DIRECTIVE = Give every line again exactly as it appears, please, but not the pictures.

--- begin PROVIDED ENTRIES ---

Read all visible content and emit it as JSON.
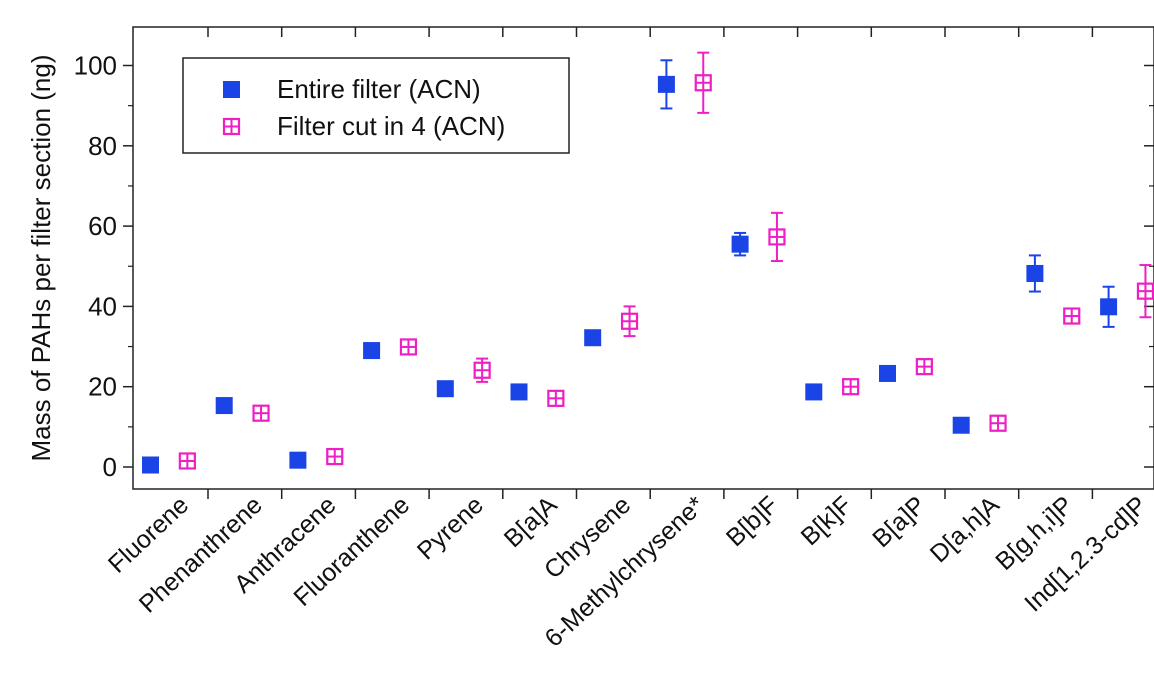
{
  "chart_data": {
    "type": "scatter",
    "ylabel": "Mass of PAHs per filter section (ng)",
    "ylim": [
      -5,
      110
    ],
    "yticks": [
      0,
      20,
      40,
      60,
      80,
      100
    ],
    "categories": [
      "Fluorene",
      "Phenanthrene",
      "Anthracene",
      "Fluoranthene",
      "Pyrene",
      "B[a]A",
      "Chrysene",
      "6-Methylchrysene*",
      "B[b]F",
      "B[k]F",
      "B[a]P",
      "D[a,h]A",
      "B[g,h,i]P",
      "Ind[1,2.3-cd]P"
    ],
    "legend_position": "top-left",
    "series": [
      {
        "name": "Entire filter (ACN)",
        "color": "#1a44e6",
        "marker": "filled-square",
        "values": [
          0.5,
          15.3,
          1.7,
          29.0,
          19.5,
          18.7,
          32.2,
          95.3,
          55.5,
          18.7,
          23.3,
          10.4,
          48.2,
          39.9
        ],
        "errors": [
          0.2,
          0.8,
          0.3,
          1.5,
          0.8,
          0.7,
          0.9,
          6.0,
          2.8,
          0.6,
          0.8,
          0.5,
          4.5,
          5.0
        ]
      },
      {
        "name": "Filter cut in 4 (ACN)",
        "color": "#ee1fc4",
        "marker": "hatched-square",
        "values": [
          1.5,
          13.4,
          2.6,
          29.9,
          24.1,
          17.1,
          36.3,
          95.7,
          57.3,
          20.0,
          25.0,
          10.9,
          37.6,
          43.8
        ],
        "errors": [
          0.3,
          0.9,
          0.4,
          1.4,
          2.9,
          0.7,
          3.7,
          7.5,
          6.0,
          0.7,
          1.0,
          0.5,
          0.8,
          6.5
        ]
      }
    ]
  }
}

--- end PROVIDED ENTRIES ---

ANSWER BELOW =
Read all visible content and emit it as JSON.
{
  "chart_data": {
    "type": "scatter",
    "ylabel": "Mass of PAHs per filter section (ng)",
    "ylim": [
      -5,
      110
    ],
    "yticks": [
      0,
      20,
      40,
      60,
      80,
      100
    ],
    "categories": [
      "Fluorene",
      "Phenanthrene",
      "Anthracene",
      "Fluoranthene",
      "Pyrene",
      "B[a]A",
      "Chrysene",
      "6-Methylchrysene*",
      "B[b]F",
      "B[k]F",
      "B[a]P",
      "D[a,h]A",
      "B[g,h,i]P",
      "Ind[1,2.3-cd]P"
    ],
    "legend_position": "top-left",
    "series": [
      {
        "name": "Entire filter (ACN)",
        "color": "#1a44e6",
        "marker": "filled-square",
        "values": [
          0.5,
          15.3,
          1.7,
          29.0,
          19.5,
          18.7,
          32.2,
          95.3,
          55.5,
          18.7,
          23.3,
          10.4,
          48.2,
          39.9
        ],
        "errors": [
          0.2,
          0.8,
          0.3,
          1.5,
          0.8,
          0.7,
          0.9,
          6.0,
          2.8,
          0.6,
          0.8,
          0.5,
          4.5,
          5.0
        ]
      },
      {
        "name": "Filter cut in 4 (ACN)",
        "color": "#ee1fc4",
        "marker": "hatched-square",
        "values": [
          1.5,
          13.4,
          2.6,
          29.9,
          24.1,
          17.1,
          36.3,
          95.7,
          57.3,
          20.0,
          25.0,
          10.9,
          37.6,
          43.8
        ],
        "errors": [
          0.3,
          0.9,
          0.4,
          1.4,
          2.9,
          0.7,
          3.7,
          7.5,
          6.0,
          0.7,
          1.0,
          0.5,
          0.8,
          6.5
        ]
      }
    ]
  }
}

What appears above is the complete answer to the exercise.